WHAT YOU NEED TO DO:
1 > Please write out the account of Amanda's illness word for word, from "My best friend" up to and including "day after day.".
2 > Continue the account of Amanda's illness from the point where it stops.

═════ SELECTED TEXT ═════

My best friend of 23 years spent the past two weeks in the ICU after a vape bought from 7-Eleven nearly took her life. These have been the darkest weeks imaginable—not just for her, but for her parents, loved ones, and for me, witnessing the sheer terror unfold day after day.
It started innocently enough. Amanda had a 103-degree fever and was sent home from urgent care being told she had the flu. Five days later, she collapsed at home after vomiting and was rushed to the ER. She was diagnosed with pneumonia and was almost discharged—but then a nurse noticed her oxygen levels plummeting dangerously low, so low that they thought the machine was broken and called for another. That moment likely saved her life. She was immediately transferred to the ICU, where doctors discovered her lungs were filled with blood and fluid. Essentially, she was drowning in her own blood, and if she had gone home that day, she wouldn’t have made it.
In the ICU, Amanda was placed on a ventilator while doctors worked frantically to stabilize her. Steroids, antibiotics, dialysis—they threw everything they could at her. But the blood in her lungs kept coming back every time they flushed them, and the coughing episodes were unbearable to watch. Her face would turn blue as she struggled to breathe, blood gushing into her respirator tube, gripping the bed handles as if sheer will could make it stop. It was horrifying—something out of a nightmare. By the fourth day, these episodes were happening two to three times every hour, with her oxygen stats dropping dangerously low each time.

═════ DATA SUPPLIED ═════

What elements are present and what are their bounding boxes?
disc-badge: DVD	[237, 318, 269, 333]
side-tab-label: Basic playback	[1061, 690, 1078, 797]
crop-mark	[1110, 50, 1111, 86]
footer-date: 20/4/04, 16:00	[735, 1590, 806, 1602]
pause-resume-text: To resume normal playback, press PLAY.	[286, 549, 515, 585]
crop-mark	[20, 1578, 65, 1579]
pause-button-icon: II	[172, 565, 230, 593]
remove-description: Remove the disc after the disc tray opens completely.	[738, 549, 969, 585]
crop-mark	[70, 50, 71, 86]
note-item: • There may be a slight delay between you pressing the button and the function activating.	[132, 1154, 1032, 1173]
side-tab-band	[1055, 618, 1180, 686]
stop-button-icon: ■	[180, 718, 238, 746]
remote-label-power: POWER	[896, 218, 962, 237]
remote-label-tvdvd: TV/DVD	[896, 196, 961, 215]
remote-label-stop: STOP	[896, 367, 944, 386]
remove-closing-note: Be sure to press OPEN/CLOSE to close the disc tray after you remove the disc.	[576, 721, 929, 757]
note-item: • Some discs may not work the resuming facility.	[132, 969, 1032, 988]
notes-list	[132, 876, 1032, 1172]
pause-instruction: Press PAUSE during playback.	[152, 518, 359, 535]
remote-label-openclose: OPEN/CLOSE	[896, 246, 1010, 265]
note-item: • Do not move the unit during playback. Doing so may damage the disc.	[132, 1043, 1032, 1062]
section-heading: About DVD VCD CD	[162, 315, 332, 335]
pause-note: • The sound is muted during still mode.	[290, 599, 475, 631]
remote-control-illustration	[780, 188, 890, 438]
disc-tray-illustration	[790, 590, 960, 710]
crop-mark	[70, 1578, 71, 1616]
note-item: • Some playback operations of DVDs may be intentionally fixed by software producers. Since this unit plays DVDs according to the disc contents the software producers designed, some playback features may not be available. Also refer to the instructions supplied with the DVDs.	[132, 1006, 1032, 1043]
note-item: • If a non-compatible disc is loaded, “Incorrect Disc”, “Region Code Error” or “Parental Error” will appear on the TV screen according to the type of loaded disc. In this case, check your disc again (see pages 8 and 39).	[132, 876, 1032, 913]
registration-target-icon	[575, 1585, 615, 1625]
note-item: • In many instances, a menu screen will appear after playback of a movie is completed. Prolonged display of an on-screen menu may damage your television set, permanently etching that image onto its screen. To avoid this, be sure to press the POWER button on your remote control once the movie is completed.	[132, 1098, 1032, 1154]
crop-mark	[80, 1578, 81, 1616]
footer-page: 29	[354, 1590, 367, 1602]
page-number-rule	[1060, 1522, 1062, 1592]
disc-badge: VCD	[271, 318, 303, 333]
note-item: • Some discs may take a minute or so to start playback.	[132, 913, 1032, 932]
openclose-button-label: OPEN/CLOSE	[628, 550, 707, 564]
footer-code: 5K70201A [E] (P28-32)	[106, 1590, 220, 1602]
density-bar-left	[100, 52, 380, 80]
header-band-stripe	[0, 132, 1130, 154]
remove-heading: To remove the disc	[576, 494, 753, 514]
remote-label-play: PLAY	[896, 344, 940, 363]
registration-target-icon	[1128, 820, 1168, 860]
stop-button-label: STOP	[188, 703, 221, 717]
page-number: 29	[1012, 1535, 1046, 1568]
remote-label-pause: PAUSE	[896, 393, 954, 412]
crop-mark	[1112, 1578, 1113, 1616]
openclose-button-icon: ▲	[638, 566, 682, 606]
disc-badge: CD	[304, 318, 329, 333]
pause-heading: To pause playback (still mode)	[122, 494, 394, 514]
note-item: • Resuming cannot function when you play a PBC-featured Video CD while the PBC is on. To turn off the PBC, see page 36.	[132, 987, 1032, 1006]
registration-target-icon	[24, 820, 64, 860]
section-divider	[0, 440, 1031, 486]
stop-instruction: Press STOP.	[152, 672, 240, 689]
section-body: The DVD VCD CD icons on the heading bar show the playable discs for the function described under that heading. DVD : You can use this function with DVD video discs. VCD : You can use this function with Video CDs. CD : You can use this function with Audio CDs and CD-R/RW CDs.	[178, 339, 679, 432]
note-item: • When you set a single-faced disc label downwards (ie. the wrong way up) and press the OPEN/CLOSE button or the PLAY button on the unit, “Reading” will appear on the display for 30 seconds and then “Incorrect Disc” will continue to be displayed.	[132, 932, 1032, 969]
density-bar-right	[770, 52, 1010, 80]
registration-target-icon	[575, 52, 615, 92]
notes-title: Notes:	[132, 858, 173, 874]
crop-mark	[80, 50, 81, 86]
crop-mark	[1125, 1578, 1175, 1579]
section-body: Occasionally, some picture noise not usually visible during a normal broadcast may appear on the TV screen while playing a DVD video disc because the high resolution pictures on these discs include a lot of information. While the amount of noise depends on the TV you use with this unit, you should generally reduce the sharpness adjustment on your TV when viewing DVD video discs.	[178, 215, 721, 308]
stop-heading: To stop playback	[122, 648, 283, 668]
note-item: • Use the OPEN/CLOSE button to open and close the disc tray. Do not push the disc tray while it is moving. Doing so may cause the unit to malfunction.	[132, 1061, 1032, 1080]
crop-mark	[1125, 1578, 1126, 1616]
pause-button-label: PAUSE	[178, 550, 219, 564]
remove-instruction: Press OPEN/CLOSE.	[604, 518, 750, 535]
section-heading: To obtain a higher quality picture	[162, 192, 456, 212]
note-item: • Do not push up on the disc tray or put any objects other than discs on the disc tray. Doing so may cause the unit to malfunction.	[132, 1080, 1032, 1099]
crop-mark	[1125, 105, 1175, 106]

═════

ANSWERS PROVIDED:
1 >
My best friend of 23 years spent the past two weeks in the ICU after a vape bought from 7-Eleven nearly took her life. These have been the darkest weeks imaginable—not just for her, but for her parents, loved ones, and for me, witnessing the sheer terror unfold day after day.

2 >
By that day, Amanda’s kidneys had already failed. Her lungs started to fail too, a condition called ARDS. Seeing her parents so distressed as they sat by her bedside was heartbreaking; I can’t put into words how heavy that room felt. To give her body a fighting chance, the doctors sedated her completely, putting her on three heavy medications to rest her lungs and organs.
Slowly, her 29-year-old body began to respond. The bleeding stopped, her vitals stabilized, and she started fighting back. Doctors diagnosed her with EVALI—e-cigarette or vaping product use-associated lung injury—a recently recognized disease that has claimed over 38 lives in the U.S., with more than 2,000 reported cases. Amanda became the third diagnosed case in West New York—and the first to survive.

Today, Amanda is home. She’s resting, rebuilding her strength, and slowly training her body to walk again. She is one of the lucky ones, saved by tireless doctors, nurses, countless prayers, and a bit of luck.
I’ve seen countless news stories about the dangers of vaping, but none of them truly capture the horror we witnessed firsthand. I’m sharing Amanda’s story not to scare, but to save a life. Vaping is not harmless. It can happen to anyone—your friend, your sibling, your loved one. Please, don’t take that chance.